+++ STORED RECORDS

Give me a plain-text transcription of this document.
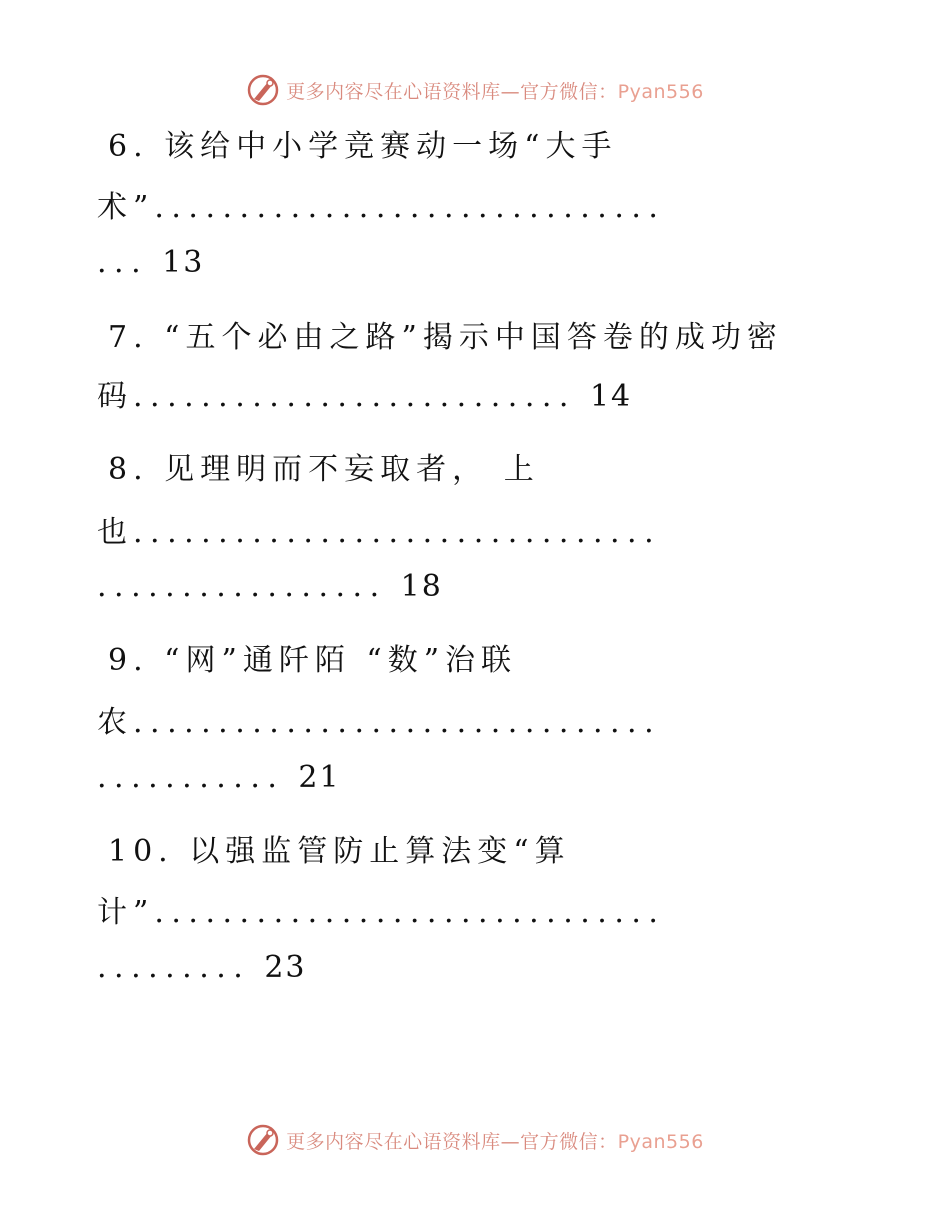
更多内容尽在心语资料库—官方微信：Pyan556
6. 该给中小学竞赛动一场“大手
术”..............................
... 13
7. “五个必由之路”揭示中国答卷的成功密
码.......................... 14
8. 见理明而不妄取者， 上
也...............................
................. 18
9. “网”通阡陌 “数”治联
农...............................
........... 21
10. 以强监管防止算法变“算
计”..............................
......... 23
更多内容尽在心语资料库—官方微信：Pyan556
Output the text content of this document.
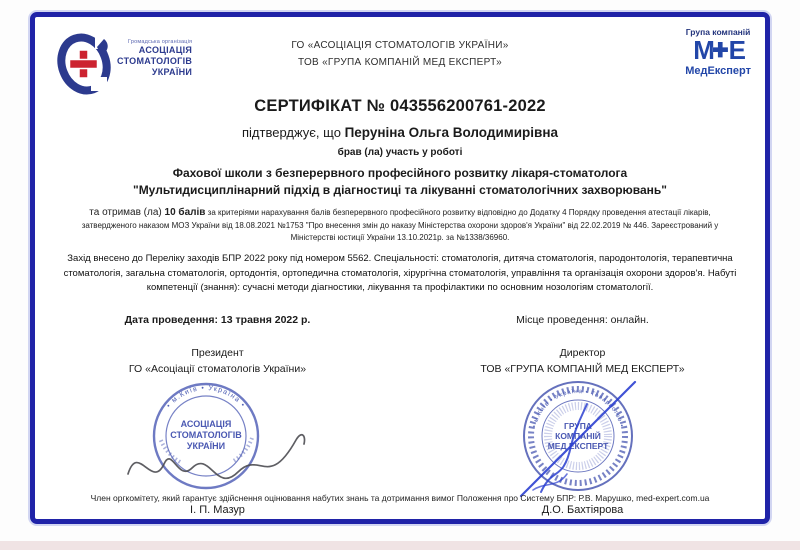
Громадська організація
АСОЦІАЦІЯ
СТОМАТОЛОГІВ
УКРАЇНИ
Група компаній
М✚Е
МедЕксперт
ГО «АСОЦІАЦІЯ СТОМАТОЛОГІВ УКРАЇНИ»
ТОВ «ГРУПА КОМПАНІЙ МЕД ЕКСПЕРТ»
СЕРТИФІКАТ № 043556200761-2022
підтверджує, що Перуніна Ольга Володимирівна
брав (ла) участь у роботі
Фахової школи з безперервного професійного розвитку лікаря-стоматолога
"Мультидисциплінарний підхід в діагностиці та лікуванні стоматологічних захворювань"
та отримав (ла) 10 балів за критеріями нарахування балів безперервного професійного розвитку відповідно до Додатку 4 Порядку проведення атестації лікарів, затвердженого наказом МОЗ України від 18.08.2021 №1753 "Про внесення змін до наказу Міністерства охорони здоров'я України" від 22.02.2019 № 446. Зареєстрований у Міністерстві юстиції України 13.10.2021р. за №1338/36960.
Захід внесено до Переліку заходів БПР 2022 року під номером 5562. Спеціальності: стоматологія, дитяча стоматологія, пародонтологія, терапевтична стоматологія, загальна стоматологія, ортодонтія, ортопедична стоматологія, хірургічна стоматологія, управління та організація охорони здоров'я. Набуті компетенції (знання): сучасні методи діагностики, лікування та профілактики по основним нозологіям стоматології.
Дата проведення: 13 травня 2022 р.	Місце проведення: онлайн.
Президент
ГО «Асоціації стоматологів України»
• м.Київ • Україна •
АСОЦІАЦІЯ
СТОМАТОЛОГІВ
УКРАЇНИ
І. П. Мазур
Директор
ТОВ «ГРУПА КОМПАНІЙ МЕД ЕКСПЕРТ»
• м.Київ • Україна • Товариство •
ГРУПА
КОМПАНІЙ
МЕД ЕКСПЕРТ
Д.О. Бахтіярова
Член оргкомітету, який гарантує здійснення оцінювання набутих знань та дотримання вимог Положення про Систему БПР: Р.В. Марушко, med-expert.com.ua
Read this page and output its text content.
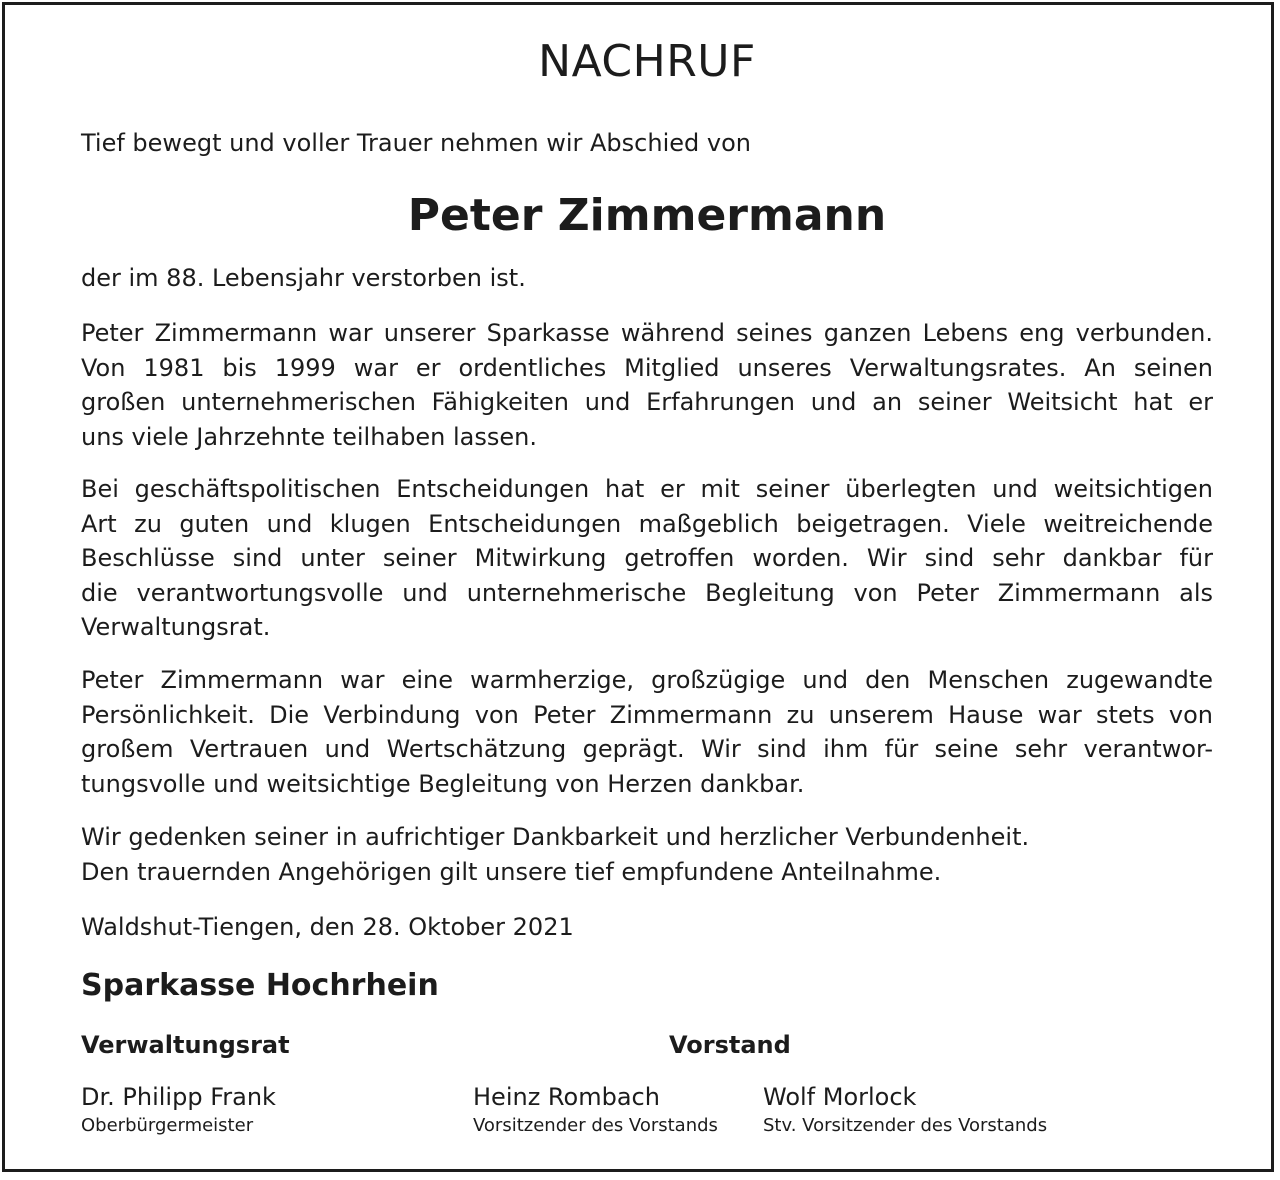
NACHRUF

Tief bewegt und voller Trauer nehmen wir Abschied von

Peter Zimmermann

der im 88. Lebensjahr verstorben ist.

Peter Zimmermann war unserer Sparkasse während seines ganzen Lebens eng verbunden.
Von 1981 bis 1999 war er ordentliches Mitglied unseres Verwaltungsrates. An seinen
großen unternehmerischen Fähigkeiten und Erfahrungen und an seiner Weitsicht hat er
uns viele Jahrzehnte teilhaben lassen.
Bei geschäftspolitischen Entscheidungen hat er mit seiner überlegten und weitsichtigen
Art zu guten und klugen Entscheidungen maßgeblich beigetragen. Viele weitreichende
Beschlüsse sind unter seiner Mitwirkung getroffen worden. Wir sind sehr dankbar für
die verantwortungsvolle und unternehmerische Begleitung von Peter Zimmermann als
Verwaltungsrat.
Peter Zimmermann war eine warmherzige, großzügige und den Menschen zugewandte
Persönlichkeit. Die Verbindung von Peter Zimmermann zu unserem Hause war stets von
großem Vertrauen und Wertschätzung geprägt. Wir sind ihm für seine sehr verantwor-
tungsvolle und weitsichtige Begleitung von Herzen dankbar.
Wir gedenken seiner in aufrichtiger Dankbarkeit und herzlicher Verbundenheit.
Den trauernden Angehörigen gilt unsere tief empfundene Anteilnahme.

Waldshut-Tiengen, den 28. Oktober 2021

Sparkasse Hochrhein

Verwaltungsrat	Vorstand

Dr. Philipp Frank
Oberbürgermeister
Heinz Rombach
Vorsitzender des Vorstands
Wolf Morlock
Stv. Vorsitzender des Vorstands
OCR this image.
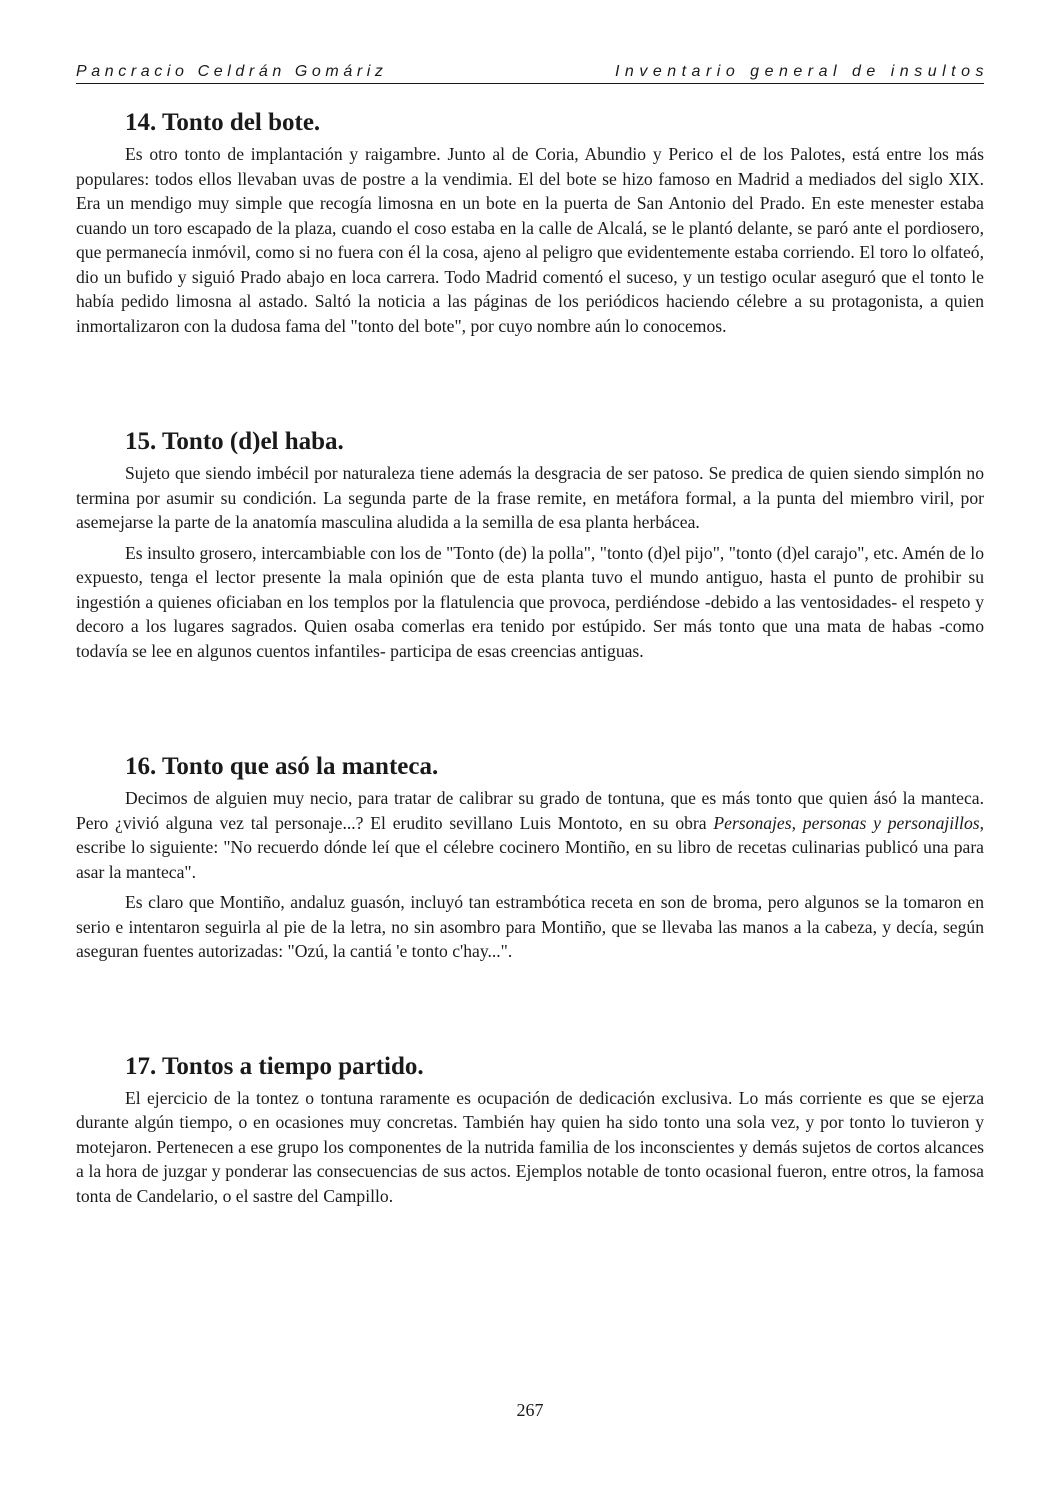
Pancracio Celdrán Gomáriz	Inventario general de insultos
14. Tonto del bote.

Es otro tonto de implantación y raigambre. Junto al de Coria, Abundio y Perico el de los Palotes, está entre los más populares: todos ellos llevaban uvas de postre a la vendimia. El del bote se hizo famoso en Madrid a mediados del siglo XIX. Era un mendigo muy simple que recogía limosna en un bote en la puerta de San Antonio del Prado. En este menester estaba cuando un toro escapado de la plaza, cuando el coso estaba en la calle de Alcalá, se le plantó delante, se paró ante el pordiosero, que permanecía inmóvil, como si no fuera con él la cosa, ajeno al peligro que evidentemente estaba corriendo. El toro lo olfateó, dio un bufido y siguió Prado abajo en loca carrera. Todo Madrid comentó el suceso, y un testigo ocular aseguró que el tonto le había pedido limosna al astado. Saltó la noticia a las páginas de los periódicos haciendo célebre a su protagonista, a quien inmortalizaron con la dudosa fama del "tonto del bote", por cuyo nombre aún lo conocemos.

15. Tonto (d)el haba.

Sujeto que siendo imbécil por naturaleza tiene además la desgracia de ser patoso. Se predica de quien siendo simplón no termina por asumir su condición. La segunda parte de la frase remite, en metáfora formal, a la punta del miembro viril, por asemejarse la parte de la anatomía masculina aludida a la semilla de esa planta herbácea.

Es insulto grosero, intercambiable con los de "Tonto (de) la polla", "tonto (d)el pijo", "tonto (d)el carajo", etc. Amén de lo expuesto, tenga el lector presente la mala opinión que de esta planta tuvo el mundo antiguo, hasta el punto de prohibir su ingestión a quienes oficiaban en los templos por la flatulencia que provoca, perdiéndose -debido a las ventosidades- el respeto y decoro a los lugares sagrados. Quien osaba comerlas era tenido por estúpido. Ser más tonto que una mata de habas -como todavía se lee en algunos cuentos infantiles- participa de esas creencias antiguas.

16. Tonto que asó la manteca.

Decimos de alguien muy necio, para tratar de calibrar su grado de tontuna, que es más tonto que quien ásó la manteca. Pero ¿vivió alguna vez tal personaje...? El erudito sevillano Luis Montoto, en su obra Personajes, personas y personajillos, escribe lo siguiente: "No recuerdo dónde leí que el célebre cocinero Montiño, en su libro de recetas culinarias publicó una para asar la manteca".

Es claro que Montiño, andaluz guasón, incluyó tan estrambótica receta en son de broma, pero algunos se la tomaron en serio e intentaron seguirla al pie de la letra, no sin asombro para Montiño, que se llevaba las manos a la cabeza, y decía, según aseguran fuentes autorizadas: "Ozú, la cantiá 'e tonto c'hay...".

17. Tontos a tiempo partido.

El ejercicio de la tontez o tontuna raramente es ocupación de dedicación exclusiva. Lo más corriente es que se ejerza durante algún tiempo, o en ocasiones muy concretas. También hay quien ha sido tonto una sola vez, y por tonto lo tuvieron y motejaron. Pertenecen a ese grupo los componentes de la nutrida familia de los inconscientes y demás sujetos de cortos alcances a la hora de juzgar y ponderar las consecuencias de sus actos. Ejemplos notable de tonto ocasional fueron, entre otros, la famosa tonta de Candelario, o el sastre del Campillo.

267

++++++

● EXERCISE DIRECTIONS:
Pictures in the data above should not be copied; transcribe everything else exactly.

● THE OUTPUT:
Give me a plain-text transcription of this document.
更多内容尽在心语资料库—官方微信：Pyan556
6. 该给中小学竞赛动一场“大手
术”..............................
... 13
7. “五个必由之路”揭示中国答卷的成功密
码.......................... 14
8. 见理明而不妄取者， 上
也...............................
................. 18
9. “网”通阡陌 “数”治联
农...............................
........... 21
10. 以强监管防止算法变“算
计”..............................
......... 23
更多内容尽在心语资料库—官方微信：Pyan556
Output the text content of this document.
Громадська організація
АСОЦІАЦІЯ
СТОМАТОЛОГІВ
УКРАЇНИ
Група компаній
М✚Е
МедЕксперт
ГО «АСОЦІАЦІЯ СТОМАТОЛОГІВ УКРАЇНИ»
ТОВ «ГРУПА КОМПАНІЙ МЕД ЕКСПЕРТ»
СЕРТИФІКАТ № 043556200761-2022
підтверджує, що Перуніна Ольга Володимирівна
брав (ла) участь у роботі
Фахової школи з безперервного професійного розвитку лікаря-стоматолога
"Мультидисциплінарний підхід в діагностиці та лікуванні стоматологічних захворювань"
та отримав (ла) 10 балів за критеріями нарахування балів безперервного професійного розвитку відповідно до Додатку 4 Порядку проведення атестації лікарів, затвердженого наказом МОЗ України від 18.08.2021 №1753 "Про внесення змін до наказу Міністерства охорони здоров'я України" від 22.02.2019 № 446. Зареєстрований у Міністерстві юстиції України 13.10.2021р. за №1338/36960.
Захід внесено до Переліку заходів БПР 2022 року під номером 5562. Спеціальності: стоматологія, дитяча стоматологія, пародонтологія, терапевтична стоматологія, загальна стоматологія, ортодонтія, ортопедична стоматологія, хірургічна стоматологія, управління та організація охорони здоров'я. Набуті компетенції (знання): сучасні методи діагностики, лікування та профілактики по основним нозологіям стоматології.
Дата проведення: 13 травня 2022 р.	Місце проведення: онлайн.
Президент
ГО «Асоціації стоматологів України»
• м.Київ • Україна •
АСОЦІАЦІЯ
СТОМАТОЛОГІВ
УКРАЇНИ
І. П. Мазур
Директор
ТОВ «ГРУПА КОМПАНІЙ МЕД ЕКСПЕРТ»
• м.Київ • Україна • Товариство •
ГРУПА
КОМПАНІЙ
МЕД ЕКСПЕРТ
Д.О. Бахтіярова
Член оргкомітету, який гарантує здійснення оцінювання набутих знань та дотримання вимог Положення про Систему БПР: Р.В. Марушко, med-expert.com.ua
Read this page and output its text content.
NACHRUF

Tief bewegt und voller Trauer nehmen wir Abschied von

Peter Zimmermann

der im 88. Lebensjahr verstorben ist.

Peter Zimmermann war unserer Sparkasse während seines ganzen Lebens eng verbunden.
Von 1981 bis 1999 war er ordentliches Mitglied unseres Verwaltungsrates. An seinen
großen unternehmerischen Fähigkeiten und Erfahrungen und an seiner Weitsicht hat er
uns viele Jahrzehnte teilhaben lassen.
Bei geschäftspolitischen Entscheidungen hat er mit seiner überlegten und weitsichtigen
Art zu guten und klugen Entscheidungen maßgeblich beigetragen. Viele weitreichende
Beschlüsse sind unter seiner Mitwirkung getroffen worden. Wir sind sehr dankbar für
die verantwortungsvolle und unternehmerische Begleitung von Peter Zimmermann als
Verwaltungsrat.
Peter Zimmermann war eine warmherzige, großzügige und den Menschen zugewandte
Persönlichkeit. Die Verbindung von Peter Zimmermann zu unserem Hause war stets von
großem Vertrauen und Wertschätzung geprägt. Wir sind ihm für seine sehr verantwor-
tungsvolle und weitsichtige Begleitung von Herzen dankbar.
Wir gedenken seiner in aufrichtiger Dankbarkeit und herzlicher Verbundenheit.
Den trauernden Angehörigen gilt unsere tief empfundene Anteilnahme.

Waldshut-Tiengen, den 28. Oktober 2021

Sparkasse Hochrhein

Verwaltungsrat	Vorstand

Dr. Philipp Frank
Oberbürgermeister
Heinz Rombach
Vorsitzender des Vorstands
Wolf Morlock
Stv. Vorsitzender des Vorstands
OCR this image.
Pancracio Celdrán Gomáriz	Inventario general de insultos
14. Tonto del bote.

Es otro tonto de implantación y raigambre. Junto al de Coria, Abundio y Perico el de los Palotes, está entre los más populares: todos ellos llevaban uvas de postre a la vendimia. El del bote se hizo famoso en Madrid a mediados del siglo XIX. Era un mendigo muy simple que recogía limosna en un bote en la puerta de San Antonio del Prado. En este menester estaba cuando un toro escapado de la plaza, cuando el coso estaba en la calle de Alcalá, se le plantó delante, se paró ante el pordiosero, que permanecía inmóvil, como si no fuera con él la cosa, ajeno al peligro que evidentemente estaba corriendo. El toro lo olfateó, dio un bufido y siguió Prado abajo en loca carrera. Todo Madrid comentó el suceso, y un testigo ocular aseguró que el tonto le había pedido limosna al astado. Saltó la noticia a las páginas de los periódicos haciendo célebre a su protagonista, a quien inmortalizaron con la dudosa fama del "tonto del bote", por cuyo nombre aún lo conocemos.

15. Tonto (d)el haba.

Sujeto que siendo imbécil por naturaleza tiene además la desgracia de ser patoso. Se predica de quien siendo simplón no termina por asumir su condición. La segunda parte de la frase remite, en metáfora formal, a la punta del miembro viril, por asemejarse la parte de la anatomía masculina aludida a la semilla de esa planta herbácea.

Es insulto grosero, intercambiable con los de "Tonto (de) la polla", "tonto (d)el pijo", "tonto (d)el carajo", etc. Amén de lo expuesto, tenga el lector presente la mala opinión que de esta planta tuvo el mundo antiguo, hasta el punto de prohibir su ingestión a quienes oficiaban en los templos por la flatulencia que provoca, perdiéndose -debido a las ventosidades- el respeto y decoro a los lugares sagrados. Quien osaba comerlas era tenido por estúpido. Ser más tonto que una mata de habas -como todavía se lee en algunos cuentos infantiles- participa de esas creencias antiguas.

16. Tonto que asó la manteca.

Decimos de alguien muy necio, para tratar de calibrar su grado de tontuna, que es más tonto que quien ásó la manteca. Pero ¿vivió alguna vez tal personaje...? El erudito sevillano Luis Montoto, en su obra Personajes, personas y personajillos, escribe lo siguiente: "No recuerdo dónde leí que el célebre cocinero Montiño, en su libro de recetas culinarias publicó una para asar la manteca".

Es claro que Montiño, andaluz guasón, incluyó tan estrambótica receta en son de broma, pero algunos se la tomaron en serio e intentaron seguirla al pie de la letra, no sin asombro para Montiño, que se llevaba las manos a la cabeza, y decía, según aseguran fuentes autorizadas: "Ozú, la cantiá 'e tonto c'hay...".

17. Tontos a tiempo partido.

El ejercicio de la tontez o tontuna raramente es ocupación de dedicación exclusiva. Lo más corriente es que se ejerza durante algún tiempo, o en ocasiones muy concretas. También hay quien ha sido tonto una sola vez, y por tonto lo tuvieron y motejaron. Pertenecen a ese grupo los componentes de la nutrida familia de los inconscientes y demás sujetos de cortos alcances a la hora de juzgar y ponderar las consecuencias de sus actos. Ejemplos notable de tonto ocasional fueron, entre otros, la famosa tonta de Candelario, o el sastre del Campillo.

267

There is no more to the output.